→ **What this task involves**:
Transcribe the records below in full; pictures stay out of the copy.
== Data listing
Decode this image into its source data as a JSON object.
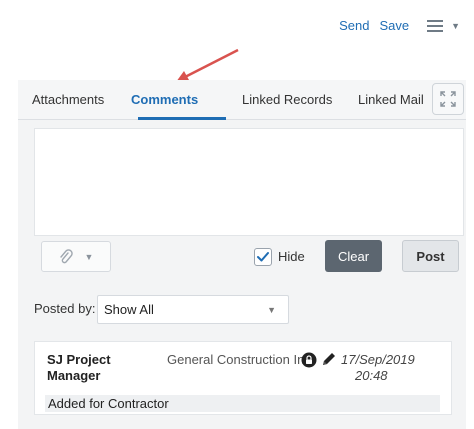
{
  "toolbar": {
    "send_label": "Send",
    "save_label": "Save",
    "menu_icon": "hamburger-icon",
    "menu_caret_icon": "chevron-down-icon"
  },
  "tabs": [
    {
      "label": "Attachments",
      "active": false
    },
    {
      "label": "Comments",
      "active": true
    },
    {
      "label": "Linked Records",
      "active": false
    },
    {
      "label": "Linked Mail",
      "active": false
    }
  ],
  "expand_icon": "expand-icon",
  "comment_box": {
    "value": "",
    "attach_icon": "paperclip-icon",
    "hide_label": "Hide",
    "hide_checked": true,
    "clear_label": "Clear",
    "post_label": "Post"
  },
  "filter": {
    "label": "Posted by:",
    "selected": "Show All"
  },
  "comments": [
    {
      "author": "SJ Project Manager",
      "company": "General Construction Inc",
      "date": "17/Sep/2019",
      "time": "20:48",
      "text": "Added for Contractor"
    }
  ],
  "colors": {
    "accent": "#1f6db4",
    "annotation_arrow": "#d9534f",
    "clear_button": "#5c6670"
  }
}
====
→ **Expected output**:
Decode this image into its source data as a JSON object.
{
  "toolbar": {
    "send_label": "Send",
    "save_label": "Save",
    "menu_icon": "hamburger-icon",
    "menu_caret_icon": "chevron-down-icon"
  },
  "tabs": [
    {
      "label": "Attachments",
      "active": false
    },
    {
      "label": "Comments",
      "active": true
    },
    {
      "label": "Linked Records",
      "active": false
    },
    {
      "label": "Linked Mail",
      "active": false
    }
  ],
  "expand_icon": "expand-icon",
  "comment_box": {
    "value": "",
    "attach_icon": "paperclip-icon",
    "hide_label": "Hide",
    "hide_checked": true,
    "clear_label": "Clear",
    "post_label": "Post"
  },
  "filter": {
    "label": "Posted by:",
    "selected": "Show All"
  },
  "comments": [
    {
      "author": "SJ Project Manager",
      "company": "General Construction Inc",
      "date": "17/Sep/2019",
      "time": "20:48",
      "text": "Added for Contractor"
    }
  ],
  "colors": {
    "accent": "#1f6db4",
    "annotation_arrow": "#d9534f",
    "clear_button": "#5c6670"
  }
}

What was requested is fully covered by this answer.